Requirement: Print the lines in the items below exactly, starting at the line that contains "document-body bbox=[146, 118, 814, 1182]" and ending at the line that contains "1116, 814, 1173]", with both of those lines included.

— begin —

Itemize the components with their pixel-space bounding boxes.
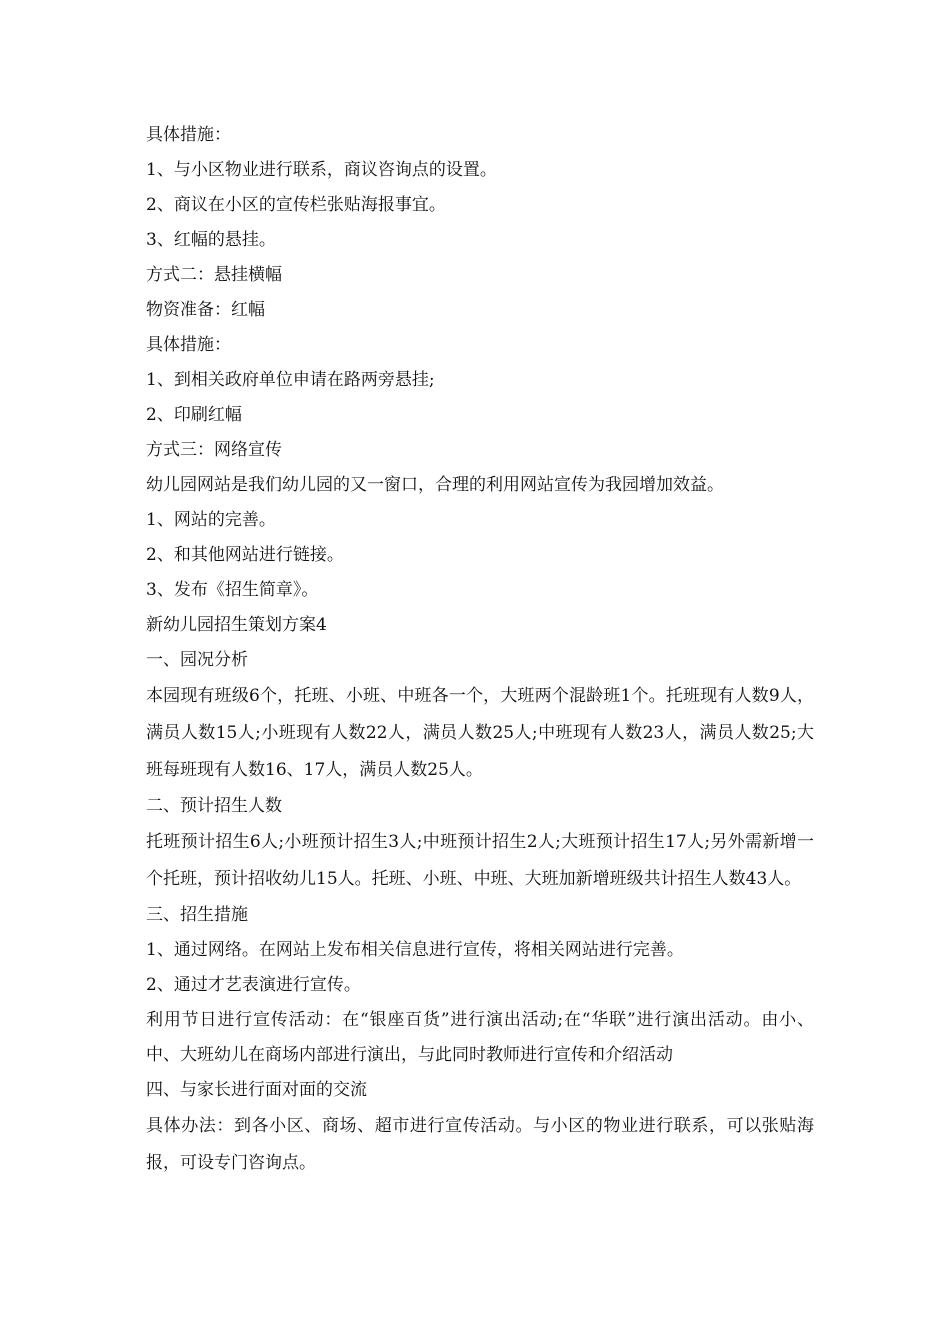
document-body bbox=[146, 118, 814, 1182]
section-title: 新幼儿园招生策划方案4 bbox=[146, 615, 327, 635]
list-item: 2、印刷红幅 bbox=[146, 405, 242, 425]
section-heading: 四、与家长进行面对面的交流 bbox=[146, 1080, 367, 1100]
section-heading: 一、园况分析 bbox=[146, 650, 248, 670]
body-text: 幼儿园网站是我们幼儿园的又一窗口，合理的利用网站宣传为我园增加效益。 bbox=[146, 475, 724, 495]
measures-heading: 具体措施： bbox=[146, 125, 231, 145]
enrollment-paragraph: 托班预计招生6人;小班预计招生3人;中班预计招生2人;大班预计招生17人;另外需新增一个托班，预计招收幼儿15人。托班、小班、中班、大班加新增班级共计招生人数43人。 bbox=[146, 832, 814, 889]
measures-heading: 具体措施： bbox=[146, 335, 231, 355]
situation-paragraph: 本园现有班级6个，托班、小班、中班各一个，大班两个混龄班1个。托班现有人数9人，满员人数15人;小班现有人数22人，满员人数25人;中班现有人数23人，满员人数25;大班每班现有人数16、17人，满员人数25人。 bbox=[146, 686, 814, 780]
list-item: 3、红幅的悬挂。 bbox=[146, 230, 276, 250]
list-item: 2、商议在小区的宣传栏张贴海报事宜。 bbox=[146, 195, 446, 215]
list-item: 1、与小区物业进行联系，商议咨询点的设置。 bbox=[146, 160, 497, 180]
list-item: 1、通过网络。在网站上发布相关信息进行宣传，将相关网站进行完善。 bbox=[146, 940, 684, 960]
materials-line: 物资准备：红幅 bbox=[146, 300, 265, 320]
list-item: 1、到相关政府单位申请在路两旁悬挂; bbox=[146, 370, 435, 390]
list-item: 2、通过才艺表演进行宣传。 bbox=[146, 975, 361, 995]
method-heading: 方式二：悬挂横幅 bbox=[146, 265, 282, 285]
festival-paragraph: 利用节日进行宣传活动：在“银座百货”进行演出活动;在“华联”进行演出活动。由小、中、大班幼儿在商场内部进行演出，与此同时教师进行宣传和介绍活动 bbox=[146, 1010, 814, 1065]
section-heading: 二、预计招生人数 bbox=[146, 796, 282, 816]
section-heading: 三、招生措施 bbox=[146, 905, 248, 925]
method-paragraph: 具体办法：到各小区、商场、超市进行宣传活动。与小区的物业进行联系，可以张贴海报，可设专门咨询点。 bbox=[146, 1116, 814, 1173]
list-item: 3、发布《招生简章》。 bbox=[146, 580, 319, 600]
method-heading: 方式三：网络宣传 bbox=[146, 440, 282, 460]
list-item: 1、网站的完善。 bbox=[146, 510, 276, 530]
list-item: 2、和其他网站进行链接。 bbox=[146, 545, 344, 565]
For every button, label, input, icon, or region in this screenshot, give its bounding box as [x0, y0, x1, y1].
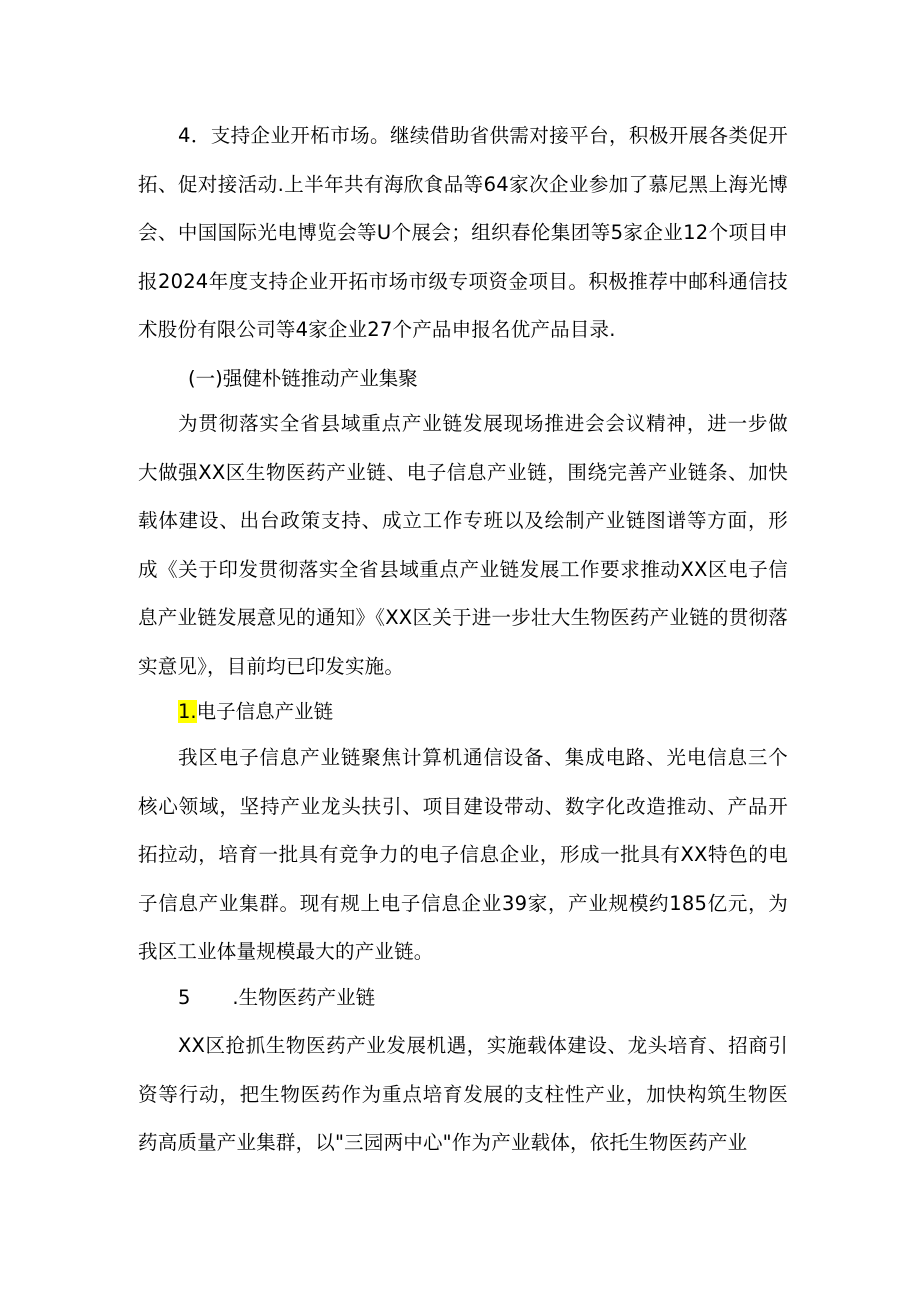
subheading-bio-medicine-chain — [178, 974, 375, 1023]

— end —

Response to the task:
document-body bbox=[146, 118, 814, 1182]
section-title: 新幼儿园招生策划方案4 bbox=[146, 615, 327, 635]
list-item: 2、印刷红幅 bbox=[146, 405, 242, 425]
section-heading: 四、与家长进行面对面的交流 bbox=[146, 1080, 367, 1100]
section-heading: 一、园况分析 bbox=[146, 650, 248, 670]
body-text: 幼儿园网站是我们幼儿园的又一窗口，合理的利用网站宣传为我园增加效益。 bbox=[146, 475, 724, 495]
measures-heading: 具体措施： bbox=[146, 125, 231, 145]
enrollment-paragraph: 托班预计招生6人;小班预计招生3人;中班预计招生2人;大班预计招生17人;另外需新增一个托班，预计招收幼儿15人。托班、小班、中班、大班加新增班级共计招生人数43人。 bbox=[146, 832, 814, 889]
measures-heading: 具体措施： bbox=[146, 335, 231, 355]
situation-paragraph: 本园现有班级6个，托班、小班、中班各一个，大班两个混龄班1个。托班现有人数9人，满员人数15人;小班现有人数22人，满员人数25人;中班现有人数23人，满员人数25;大班每班现有人数16、17人，满员人数25人。 bbox=[146, 686, 814, 780]
list-item: 3、红幅的悬挂。 bbox=[146, 230, 276, 250]
list-item: 2、商议在小区的宣传栏张贴海报事宜。 bbox=[146, 195, 446, 215]
list-item: 1、与小区物业进行联系，商议咨询点的设置。 bbox=[146, 160, 497, 180]
list-item: 1、通过网络。在网站上发布相关信息进行宣传，将相关网站进行完善。 bbox=[146, 940, 684, 960]
materials-line: 物资准备：红幅 bbox=[146, 300, 265, 320]
list-item: 1、到相关政府单位申请在路两旁悬挂; bbox=[146, 370, 435, 390]
list-item: 2、通过才艺表演进行宣传。 bbox=[146, 975, 361, 995]
method-heading: 方式二：悬挂横幅 bbox=[146, 265, 282, 285]
festival-paragraph: 利用节日进行宣传活动：在“银座百货”进行演出活动;在“华联”进行演出活动。由小、中、大班幼儿在商场内部进行演出，与此同时教师进行宣传和介绍活动 bbox=[146, 1010, 814, 1065]
section-heading: 二、预计招生人数 bbox=[146, 796, 282, 816]
section-heading: 三、招生措施 bbox=[146, 905, 248, 925]
method-paragraph: 具体办法：到各小区、商场、超市进行宣传活动。与小区的物业进行联系，可以张贴海报，可设专门咨询点。 bbox=[146, 1116, 814, 1173]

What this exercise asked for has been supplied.